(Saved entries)
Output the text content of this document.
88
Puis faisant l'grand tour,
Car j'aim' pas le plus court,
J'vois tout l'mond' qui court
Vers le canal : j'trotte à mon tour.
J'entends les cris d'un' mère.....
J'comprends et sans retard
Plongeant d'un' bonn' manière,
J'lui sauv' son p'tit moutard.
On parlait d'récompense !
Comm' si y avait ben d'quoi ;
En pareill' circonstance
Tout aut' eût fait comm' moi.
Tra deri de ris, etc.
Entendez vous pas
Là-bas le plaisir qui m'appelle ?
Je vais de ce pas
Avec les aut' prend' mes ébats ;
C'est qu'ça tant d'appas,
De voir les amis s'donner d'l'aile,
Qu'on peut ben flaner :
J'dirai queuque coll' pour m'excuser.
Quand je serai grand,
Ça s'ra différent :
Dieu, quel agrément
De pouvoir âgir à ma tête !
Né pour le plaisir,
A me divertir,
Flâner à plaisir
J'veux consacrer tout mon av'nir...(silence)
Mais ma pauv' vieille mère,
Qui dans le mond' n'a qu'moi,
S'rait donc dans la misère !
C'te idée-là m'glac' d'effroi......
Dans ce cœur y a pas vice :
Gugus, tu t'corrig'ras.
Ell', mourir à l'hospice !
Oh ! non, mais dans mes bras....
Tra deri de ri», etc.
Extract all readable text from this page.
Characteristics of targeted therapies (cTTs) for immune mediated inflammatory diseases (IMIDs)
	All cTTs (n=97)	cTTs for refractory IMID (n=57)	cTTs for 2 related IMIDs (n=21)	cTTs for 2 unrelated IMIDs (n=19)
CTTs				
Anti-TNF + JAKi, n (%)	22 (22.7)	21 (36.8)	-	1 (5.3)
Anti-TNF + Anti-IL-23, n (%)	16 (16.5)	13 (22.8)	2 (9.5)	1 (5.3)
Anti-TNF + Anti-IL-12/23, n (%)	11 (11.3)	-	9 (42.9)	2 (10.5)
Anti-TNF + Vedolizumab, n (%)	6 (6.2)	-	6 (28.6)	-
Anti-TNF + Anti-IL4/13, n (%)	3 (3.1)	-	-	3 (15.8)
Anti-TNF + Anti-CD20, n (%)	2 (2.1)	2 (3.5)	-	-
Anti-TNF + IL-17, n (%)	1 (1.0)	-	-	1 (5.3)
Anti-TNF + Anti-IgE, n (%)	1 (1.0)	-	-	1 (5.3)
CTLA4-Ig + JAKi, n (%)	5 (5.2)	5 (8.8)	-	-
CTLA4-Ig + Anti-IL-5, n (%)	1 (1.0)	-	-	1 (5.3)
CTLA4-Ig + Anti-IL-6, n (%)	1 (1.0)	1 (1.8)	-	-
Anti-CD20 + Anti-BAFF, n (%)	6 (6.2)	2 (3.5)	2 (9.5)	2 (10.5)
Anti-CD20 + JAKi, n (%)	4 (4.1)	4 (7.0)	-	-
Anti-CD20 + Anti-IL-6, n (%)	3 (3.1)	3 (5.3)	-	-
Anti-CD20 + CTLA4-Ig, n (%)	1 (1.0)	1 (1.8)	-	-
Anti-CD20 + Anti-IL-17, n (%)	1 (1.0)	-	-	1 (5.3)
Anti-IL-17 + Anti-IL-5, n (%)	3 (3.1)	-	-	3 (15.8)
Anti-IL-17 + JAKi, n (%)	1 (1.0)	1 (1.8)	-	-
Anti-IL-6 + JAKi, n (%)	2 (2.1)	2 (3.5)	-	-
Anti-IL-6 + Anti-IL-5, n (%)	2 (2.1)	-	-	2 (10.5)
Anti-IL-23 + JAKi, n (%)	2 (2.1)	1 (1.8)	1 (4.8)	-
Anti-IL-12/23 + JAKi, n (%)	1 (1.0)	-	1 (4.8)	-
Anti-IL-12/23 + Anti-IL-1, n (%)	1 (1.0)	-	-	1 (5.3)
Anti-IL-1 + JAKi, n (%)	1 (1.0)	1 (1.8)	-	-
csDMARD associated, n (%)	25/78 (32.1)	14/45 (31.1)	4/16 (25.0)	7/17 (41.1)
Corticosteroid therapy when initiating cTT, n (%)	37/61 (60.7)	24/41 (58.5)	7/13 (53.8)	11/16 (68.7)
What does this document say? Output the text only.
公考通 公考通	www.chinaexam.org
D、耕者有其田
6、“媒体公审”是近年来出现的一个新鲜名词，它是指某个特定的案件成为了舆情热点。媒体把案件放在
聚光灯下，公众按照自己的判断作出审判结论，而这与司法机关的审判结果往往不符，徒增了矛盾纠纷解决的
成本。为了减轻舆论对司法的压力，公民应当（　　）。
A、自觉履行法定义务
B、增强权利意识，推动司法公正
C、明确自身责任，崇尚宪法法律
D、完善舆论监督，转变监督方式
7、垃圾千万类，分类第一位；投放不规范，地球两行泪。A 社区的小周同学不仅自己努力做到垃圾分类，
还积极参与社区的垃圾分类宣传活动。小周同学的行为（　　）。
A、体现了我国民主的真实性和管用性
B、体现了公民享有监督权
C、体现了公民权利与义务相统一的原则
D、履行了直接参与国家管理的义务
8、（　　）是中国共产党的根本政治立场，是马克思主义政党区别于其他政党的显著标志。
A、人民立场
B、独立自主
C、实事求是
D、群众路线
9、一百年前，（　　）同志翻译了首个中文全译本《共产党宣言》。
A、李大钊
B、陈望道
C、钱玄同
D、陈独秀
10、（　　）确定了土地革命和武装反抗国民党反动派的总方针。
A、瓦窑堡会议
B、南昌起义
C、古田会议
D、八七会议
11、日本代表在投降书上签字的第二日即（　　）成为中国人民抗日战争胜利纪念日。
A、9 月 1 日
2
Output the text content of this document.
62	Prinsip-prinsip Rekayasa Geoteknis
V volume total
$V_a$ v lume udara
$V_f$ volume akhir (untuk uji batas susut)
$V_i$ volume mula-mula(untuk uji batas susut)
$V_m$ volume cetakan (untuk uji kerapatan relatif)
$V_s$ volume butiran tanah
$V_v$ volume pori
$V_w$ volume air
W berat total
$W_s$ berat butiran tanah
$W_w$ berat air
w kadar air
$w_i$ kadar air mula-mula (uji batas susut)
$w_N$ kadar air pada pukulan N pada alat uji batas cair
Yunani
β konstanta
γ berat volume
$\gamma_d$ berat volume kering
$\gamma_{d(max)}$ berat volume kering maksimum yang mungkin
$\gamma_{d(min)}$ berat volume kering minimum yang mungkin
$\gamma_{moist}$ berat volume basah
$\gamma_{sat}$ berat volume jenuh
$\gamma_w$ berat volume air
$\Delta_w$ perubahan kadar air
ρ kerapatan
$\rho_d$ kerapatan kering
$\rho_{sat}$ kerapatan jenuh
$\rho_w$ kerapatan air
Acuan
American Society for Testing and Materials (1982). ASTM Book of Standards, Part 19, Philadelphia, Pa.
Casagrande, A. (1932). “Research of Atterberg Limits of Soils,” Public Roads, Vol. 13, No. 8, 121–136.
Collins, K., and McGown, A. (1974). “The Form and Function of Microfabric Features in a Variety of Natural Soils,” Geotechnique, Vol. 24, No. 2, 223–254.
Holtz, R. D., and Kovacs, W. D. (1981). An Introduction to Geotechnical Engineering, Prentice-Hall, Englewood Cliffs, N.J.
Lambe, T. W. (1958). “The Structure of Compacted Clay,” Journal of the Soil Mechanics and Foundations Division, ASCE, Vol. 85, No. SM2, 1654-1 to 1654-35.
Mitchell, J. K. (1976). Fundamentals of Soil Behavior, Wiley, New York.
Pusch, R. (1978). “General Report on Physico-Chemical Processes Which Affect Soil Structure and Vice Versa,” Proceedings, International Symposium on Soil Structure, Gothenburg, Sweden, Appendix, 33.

• **WRITTEN PROBLEM**
Determine the number of lines in these entries that contain the word "mungkin", and write only that number.

• **ANSWER TO THIS TASK**
2